:: Your tasks ::
[A] Answer these questions using the passage on Ken Lay below:
(i) What three traits of a politician did Lay have?
(ii) How did his top executives view him?
(iii) What would Lay do on the rare occasion when circumstances forced his hand?
[B] Reproduce the passage on Ken Lay below word for word, from "But this style, soothing" up to and including "his hands dirty.".
[C] Proceed with the passage on Ken Lay below, picking up after its final sentence.

:: Page extract ::
# # #
But this style, soothing though it may have been, was not necessarily well suited to running a big corporation. Lay had the traits of a politician: he cared deeply about appearances, he wanted people to like him, and he avoided the sort of tough decisions that were certain to make others mad. His top executives—people like Jeff Skilling—understood this about him and viewed him with something akin to contempt. They knew that as long as they steered clear of a few sacred cows, they could do whatever they wanted and Lay would never say no. On the rare occasion when circumstances forced his hand, he’d let someone else take the heat or would throw money at a problem. For years, Lay seemed to float, statesmanlike, above the fray, removed from the tough day-to-day business of cracking heads in corporate America. Somehow, until Enron fell, Ken Lay never seemed to get his hands dirty.
# # #
:: Provided data ::
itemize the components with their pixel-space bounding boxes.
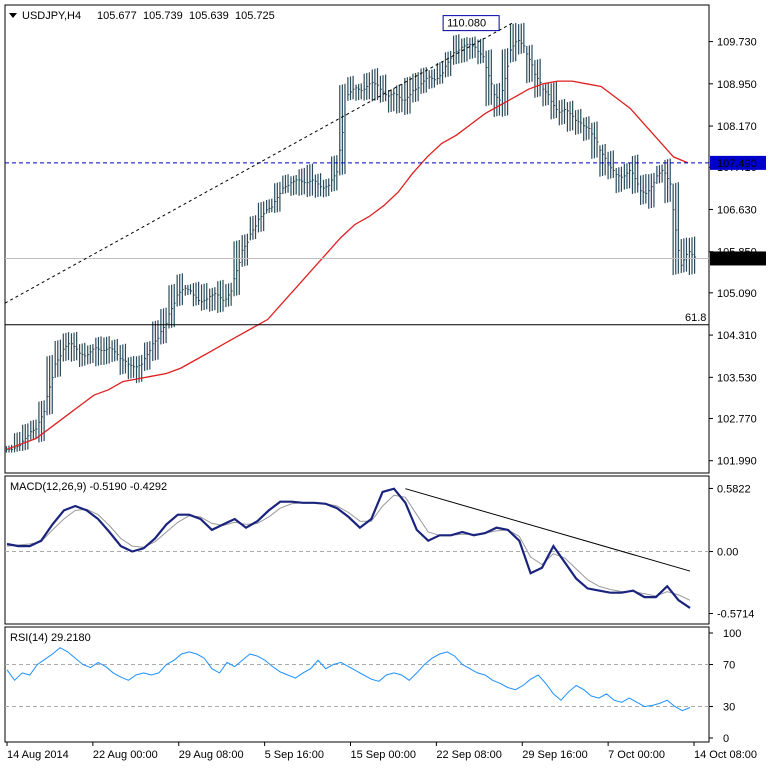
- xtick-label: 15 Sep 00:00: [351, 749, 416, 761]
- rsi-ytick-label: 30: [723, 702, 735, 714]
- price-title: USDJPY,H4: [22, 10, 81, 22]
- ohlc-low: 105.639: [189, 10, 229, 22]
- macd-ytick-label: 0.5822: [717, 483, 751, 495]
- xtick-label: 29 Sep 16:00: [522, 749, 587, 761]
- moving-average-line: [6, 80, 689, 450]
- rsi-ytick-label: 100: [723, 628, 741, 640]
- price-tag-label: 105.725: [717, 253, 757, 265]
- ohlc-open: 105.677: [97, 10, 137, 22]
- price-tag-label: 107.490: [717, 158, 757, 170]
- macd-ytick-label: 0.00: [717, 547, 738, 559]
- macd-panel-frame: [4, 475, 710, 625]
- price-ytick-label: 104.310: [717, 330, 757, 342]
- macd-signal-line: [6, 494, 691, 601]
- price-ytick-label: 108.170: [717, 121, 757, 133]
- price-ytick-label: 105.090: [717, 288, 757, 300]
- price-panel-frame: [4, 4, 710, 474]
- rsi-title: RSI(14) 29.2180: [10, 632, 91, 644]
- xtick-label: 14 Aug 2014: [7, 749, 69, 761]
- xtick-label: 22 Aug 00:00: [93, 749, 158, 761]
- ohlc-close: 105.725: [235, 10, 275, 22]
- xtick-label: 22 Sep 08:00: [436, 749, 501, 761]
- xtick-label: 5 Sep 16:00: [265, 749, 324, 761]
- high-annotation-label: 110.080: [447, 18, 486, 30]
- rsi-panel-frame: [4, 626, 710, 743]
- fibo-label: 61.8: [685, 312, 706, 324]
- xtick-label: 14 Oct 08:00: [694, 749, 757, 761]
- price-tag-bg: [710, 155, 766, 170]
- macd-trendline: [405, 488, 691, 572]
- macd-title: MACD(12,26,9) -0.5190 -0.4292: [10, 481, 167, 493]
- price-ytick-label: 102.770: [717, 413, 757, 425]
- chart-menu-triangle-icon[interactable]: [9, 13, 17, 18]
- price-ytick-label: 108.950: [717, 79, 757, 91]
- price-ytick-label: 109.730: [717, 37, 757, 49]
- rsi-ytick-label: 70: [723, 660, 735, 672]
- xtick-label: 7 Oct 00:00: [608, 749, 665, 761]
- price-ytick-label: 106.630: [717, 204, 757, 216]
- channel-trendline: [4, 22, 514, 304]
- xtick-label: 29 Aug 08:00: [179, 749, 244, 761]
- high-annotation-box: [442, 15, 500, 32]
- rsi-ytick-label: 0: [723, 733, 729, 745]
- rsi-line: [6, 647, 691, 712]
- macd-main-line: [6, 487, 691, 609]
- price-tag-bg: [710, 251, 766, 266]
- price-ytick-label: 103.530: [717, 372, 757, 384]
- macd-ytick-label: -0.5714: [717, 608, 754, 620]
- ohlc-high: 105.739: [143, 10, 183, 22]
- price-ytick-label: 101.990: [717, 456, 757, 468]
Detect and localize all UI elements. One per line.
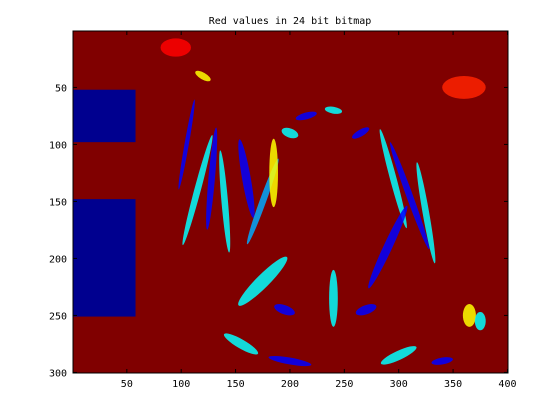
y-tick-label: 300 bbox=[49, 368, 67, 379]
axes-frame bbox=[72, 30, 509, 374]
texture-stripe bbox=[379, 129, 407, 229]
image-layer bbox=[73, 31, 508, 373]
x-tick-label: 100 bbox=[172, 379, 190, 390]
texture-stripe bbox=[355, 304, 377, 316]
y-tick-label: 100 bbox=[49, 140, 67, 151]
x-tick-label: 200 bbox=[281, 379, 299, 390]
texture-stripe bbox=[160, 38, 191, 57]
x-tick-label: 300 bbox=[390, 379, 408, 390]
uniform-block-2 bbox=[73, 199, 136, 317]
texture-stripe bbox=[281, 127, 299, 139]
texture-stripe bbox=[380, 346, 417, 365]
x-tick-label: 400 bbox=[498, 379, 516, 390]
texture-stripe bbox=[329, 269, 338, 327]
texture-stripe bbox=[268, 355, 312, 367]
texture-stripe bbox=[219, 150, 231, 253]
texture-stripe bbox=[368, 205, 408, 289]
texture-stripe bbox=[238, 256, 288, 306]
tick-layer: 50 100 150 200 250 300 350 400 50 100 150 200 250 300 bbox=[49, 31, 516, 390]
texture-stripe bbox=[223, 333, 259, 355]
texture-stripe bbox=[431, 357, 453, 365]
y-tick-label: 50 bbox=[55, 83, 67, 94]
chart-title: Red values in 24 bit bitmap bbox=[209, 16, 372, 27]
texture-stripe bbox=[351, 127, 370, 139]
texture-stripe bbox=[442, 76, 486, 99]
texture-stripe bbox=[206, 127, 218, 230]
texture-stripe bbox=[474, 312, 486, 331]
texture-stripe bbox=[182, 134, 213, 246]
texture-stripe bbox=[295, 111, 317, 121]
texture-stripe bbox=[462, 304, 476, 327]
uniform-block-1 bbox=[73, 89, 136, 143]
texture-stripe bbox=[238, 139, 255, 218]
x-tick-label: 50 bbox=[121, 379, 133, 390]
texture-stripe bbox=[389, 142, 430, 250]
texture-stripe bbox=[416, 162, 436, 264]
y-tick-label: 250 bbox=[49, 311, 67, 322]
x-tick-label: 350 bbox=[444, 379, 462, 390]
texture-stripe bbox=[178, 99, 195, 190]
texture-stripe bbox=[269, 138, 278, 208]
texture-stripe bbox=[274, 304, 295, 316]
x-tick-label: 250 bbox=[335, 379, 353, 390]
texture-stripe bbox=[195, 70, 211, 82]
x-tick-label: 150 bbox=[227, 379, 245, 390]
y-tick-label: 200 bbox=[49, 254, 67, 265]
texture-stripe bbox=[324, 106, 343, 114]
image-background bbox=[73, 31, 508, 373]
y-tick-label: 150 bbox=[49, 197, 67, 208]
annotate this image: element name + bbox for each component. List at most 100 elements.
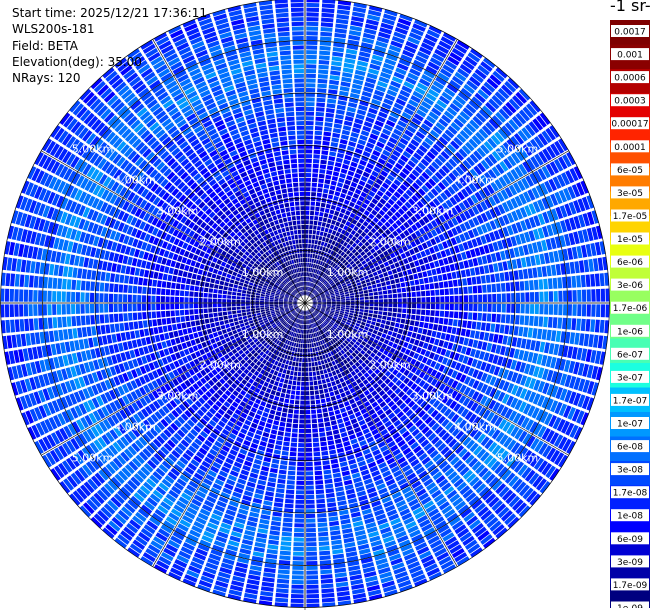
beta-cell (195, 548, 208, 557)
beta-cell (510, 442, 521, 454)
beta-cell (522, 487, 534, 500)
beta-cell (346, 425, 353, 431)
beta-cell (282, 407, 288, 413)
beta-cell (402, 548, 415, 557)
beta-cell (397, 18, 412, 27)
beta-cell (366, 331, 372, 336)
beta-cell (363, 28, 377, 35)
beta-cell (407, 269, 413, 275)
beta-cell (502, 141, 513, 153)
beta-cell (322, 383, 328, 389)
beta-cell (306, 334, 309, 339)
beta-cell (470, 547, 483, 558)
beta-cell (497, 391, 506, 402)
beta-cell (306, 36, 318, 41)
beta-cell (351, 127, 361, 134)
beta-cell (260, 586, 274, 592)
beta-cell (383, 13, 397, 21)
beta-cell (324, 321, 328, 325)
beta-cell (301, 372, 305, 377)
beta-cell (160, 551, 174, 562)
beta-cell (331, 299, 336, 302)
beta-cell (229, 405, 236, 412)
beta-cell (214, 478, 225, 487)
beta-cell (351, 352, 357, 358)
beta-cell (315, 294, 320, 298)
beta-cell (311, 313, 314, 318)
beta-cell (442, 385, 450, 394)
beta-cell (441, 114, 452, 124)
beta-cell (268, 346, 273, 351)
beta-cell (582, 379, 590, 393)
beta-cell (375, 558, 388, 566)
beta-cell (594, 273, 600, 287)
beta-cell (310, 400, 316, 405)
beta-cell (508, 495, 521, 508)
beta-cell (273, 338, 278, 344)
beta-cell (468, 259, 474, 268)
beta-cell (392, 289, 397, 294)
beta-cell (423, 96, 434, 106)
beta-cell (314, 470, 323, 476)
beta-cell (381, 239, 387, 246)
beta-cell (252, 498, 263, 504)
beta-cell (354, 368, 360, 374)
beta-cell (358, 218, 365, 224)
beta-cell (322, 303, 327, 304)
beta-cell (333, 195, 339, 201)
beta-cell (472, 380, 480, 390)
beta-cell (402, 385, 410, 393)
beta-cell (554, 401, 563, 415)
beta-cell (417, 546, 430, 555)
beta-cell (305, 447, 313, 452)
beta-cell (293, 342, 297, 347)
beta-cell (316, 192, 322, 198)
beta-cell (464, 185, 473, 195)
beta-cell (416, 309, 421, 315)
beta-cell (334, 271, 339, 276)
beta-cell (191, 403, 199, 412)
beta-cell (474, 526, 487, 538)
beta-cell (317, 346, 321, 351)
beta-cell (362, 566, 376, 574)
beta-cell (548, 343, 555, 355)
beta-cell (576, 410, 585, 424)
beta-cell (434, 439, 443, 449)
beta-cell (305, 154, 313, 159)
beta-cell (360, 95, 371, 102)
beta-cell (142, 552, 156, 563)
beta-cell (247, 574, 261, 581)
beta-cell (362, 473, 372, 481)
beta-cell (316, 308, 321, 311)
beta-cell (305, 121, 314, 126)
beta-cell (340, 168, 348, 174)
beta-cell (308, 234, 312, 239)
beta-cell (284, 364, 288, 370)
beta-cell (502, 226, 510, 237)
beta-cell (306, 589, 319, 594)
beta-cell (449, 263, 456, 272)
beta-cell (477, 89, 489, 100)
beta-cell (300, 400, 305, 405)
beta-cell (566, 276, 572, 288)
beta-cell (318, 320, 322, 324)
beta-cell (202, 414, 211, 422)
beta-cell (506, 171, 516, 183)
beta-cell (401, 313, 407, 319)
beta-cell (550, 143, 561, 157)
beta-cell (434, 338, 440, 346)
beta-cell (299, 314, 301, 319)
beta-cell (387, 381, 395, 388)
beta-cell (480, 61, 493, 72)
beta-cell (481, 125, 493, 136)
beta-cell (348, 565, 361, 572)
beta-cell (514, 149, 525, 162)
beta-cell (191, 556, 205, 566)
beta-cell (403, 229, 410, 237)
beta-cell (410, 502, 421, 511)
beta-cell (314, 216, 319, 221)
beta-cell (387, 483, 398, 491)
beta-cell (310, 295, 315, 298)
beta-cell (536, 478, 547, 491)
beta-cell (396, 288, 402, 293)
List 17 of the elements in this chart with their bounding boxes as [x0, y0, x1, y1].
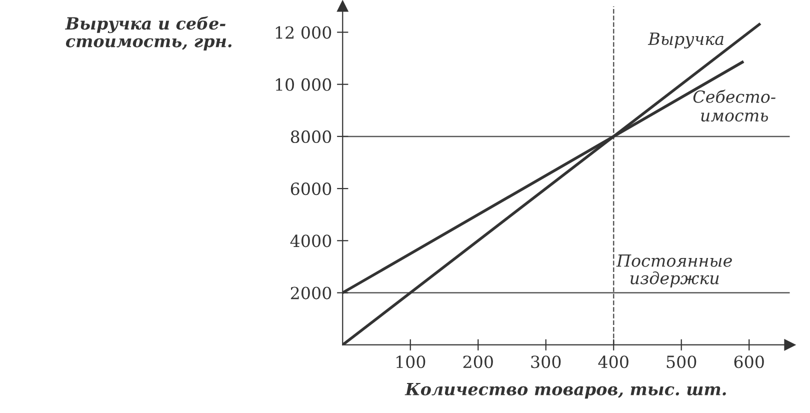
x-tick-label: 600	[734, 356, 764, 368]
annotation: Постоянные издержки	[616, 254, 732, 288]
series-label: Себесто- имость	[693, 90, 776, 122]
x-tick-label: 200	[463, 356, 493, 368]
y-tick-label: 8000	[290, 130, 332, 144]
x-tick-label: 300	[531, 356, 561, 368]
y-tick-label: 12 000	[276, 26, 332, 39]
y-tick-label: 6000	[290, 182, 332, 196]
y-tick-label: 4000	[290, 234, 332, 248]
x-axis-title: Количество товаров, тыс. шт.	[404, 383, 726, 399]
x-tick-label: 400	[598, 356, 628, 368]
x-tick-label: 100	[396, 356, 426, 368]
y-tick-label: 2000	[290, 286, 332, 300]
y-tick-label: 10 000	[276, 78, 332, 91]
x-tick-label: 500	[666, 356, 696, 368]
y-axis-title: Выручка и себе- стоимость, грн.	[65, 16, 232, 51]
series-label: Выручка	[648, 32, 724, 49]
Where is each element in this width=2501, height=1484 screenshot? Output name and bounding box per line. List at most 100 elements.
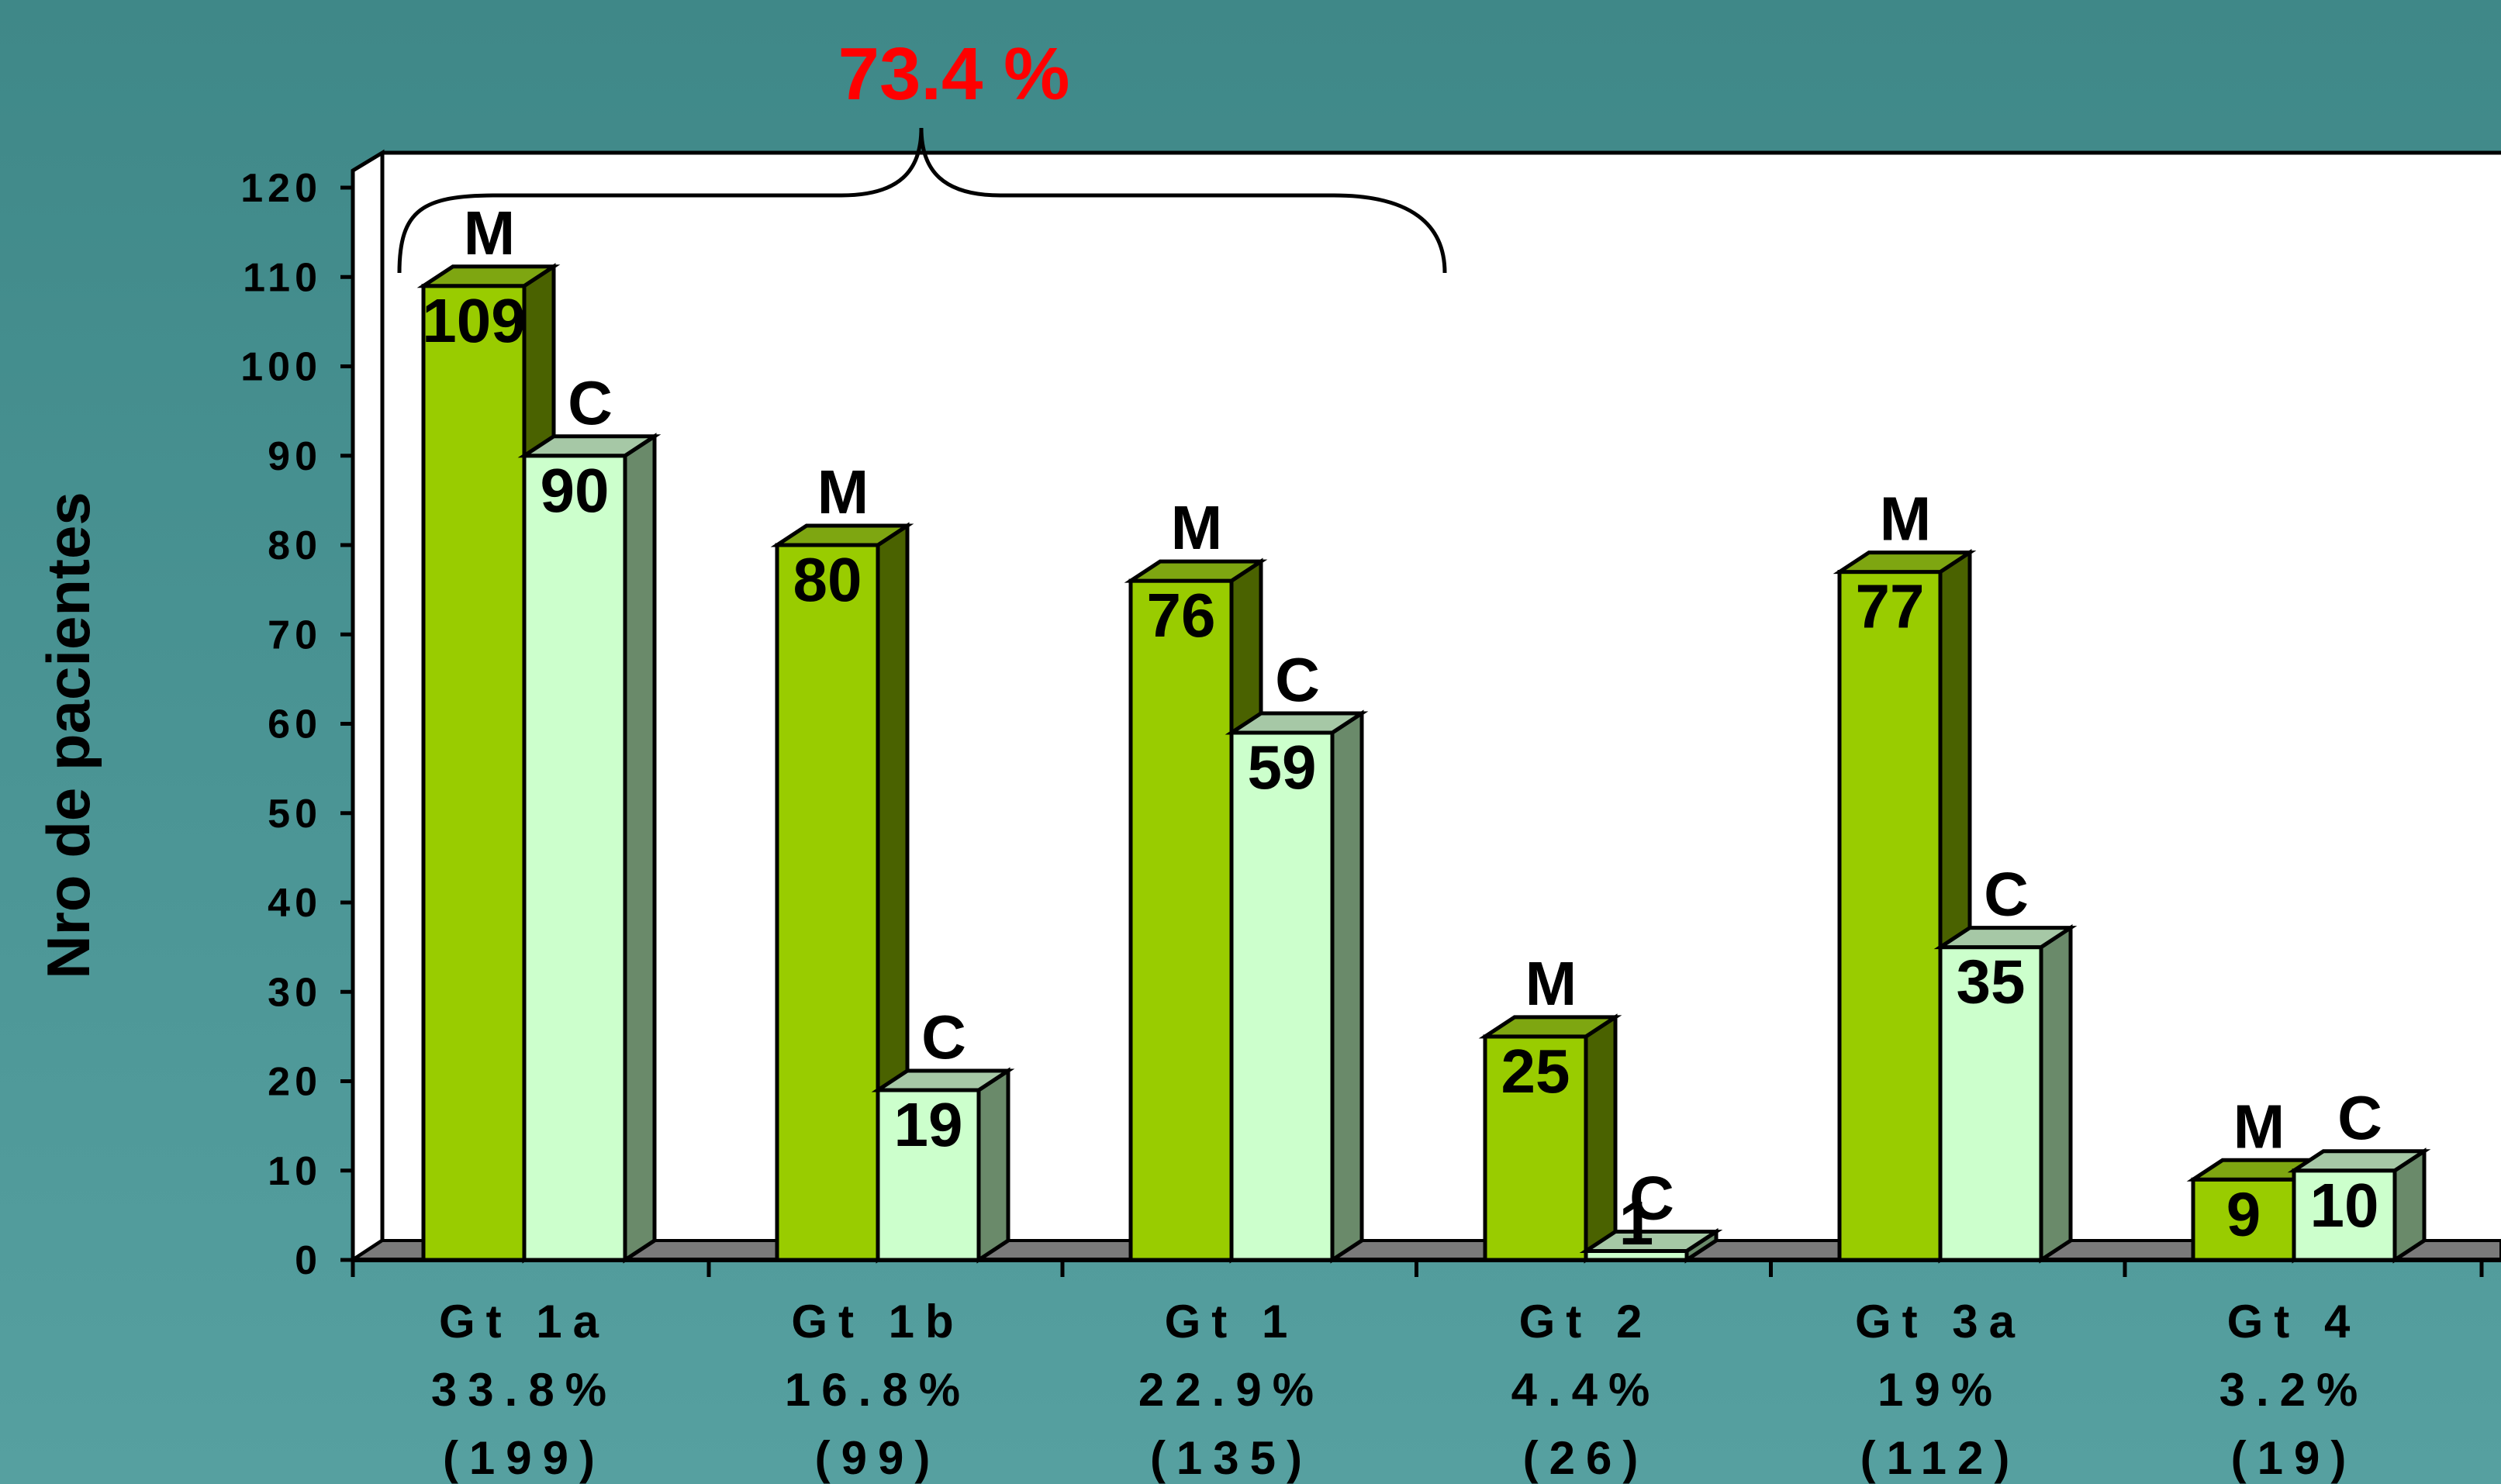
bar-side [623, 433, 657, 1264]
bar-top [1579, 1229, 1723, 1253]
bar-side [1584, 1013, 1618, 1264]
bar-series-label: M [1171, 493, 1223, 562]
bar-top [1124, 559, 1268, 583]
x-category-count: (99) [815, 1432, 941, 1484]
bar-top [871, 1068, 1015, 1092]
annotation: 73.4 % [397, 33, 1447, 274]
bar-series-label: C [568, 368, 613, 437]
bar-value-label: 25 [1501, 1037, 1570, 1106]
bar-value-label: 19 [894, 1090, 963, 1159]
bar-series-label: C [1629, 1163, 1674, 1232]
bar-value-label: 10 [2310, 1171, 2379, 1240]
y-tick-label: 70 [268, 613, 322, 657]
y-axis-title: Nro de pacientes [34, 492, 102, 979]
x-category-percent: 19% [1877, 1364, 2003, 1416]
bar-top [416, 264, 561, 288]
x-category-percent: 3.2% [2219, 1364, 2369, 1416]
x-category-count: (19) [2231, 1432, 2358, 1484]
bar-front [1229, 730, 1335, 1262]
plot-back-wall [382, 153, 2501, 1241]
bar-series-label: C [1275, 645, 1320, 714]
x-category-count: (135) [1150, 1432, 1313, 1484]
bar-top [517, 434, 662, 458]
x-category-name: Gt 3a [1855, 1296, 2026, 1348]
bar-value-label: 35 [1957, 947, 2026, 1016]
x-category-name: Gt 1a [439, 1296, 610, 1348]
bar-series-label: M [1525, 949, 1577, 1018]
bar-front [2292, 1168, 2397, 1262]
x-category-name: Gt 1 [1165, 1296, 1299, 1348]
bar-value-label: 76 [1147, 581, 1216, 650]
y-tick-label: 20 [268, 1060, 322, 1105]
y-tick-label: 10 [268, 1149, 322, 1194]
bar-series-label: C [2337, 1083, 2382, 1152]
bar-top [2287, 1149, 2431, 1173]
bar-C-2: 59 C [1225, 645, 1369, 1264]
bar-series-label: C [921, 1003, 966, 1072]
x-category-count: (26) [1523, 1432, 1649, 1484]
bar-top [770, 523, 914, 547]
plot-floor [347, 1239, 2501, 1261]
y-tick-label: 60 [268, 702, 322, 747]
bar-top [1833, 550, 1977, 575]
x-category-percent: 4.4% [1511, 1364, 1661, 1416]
# # #
:: The responses ::
[A]
(i) He cared deeply about appearances, he wanted people to like him, and he avoided the sort of tough decisions that were certain to make others mad.
(ii) They viewed him with something akin to contempt.
(iii) He would let someone else take the heat or would throw money at a problem.

[B]
But this style, soothing though it may have been, was not necessarily well suited to running a big corporation. Lay had the traits of a politician: he cared deeply about appearances, he wanted people to like him, and he avoided the sort of tough decisions that were certain to make others mad. His top executives—people like Jeff Skilling—understood this about him and viewed him with something akin to contempt. They knew that as long as they steered clear of a few sacred cows, they could do whatever they wanted and Lay would never say no. On the rare occasion when circumstances forced his hand, he’d let someone else take the heat or would throw money at a problem. For years, Lay seemed to float, statesmanlike, above the fray, removed from the tough day-to-day business of cracking heads in corporate America. Somehow, until Enron fell, Ken Lay never seemed to get his hands dirty.

[C]
A man of humble origins, Lay also became addicted to the trappings of corporate royalty. For years, he spent most of his time playing power broker. He traded personal notes with presidents, pulled strings in Washington, and hobnobbed with world leaders. Back in Houston, he was known as someone whose ring any aspiring politician needed to kiss. Indeed, there was talk he would someday run for mayor—if he didn’t accept a president’s call to serve in the cabinet instead. Some of that, unquestionably, came with the territory; some of it even benefited Enron. But it came at a big cost: over time, he lost touch with his company’s business.
Though few people complained about it before Enron fell, Lay’s behavior also betrayed a powerful sense of personal entitlement. Long after his annual compensation at Enron had climbed into the millions, Lay arranged to take out large personal loans from the company. He gave Enron jobs and contracts to his relatives. And Lay and his family used Enron’s fleet of corporate jets as if they owned them. On one occasion, a secretary sought to arrange a flight for an executive on Enron business only to be told that members of the Lay family had reserved three of the company’s planes.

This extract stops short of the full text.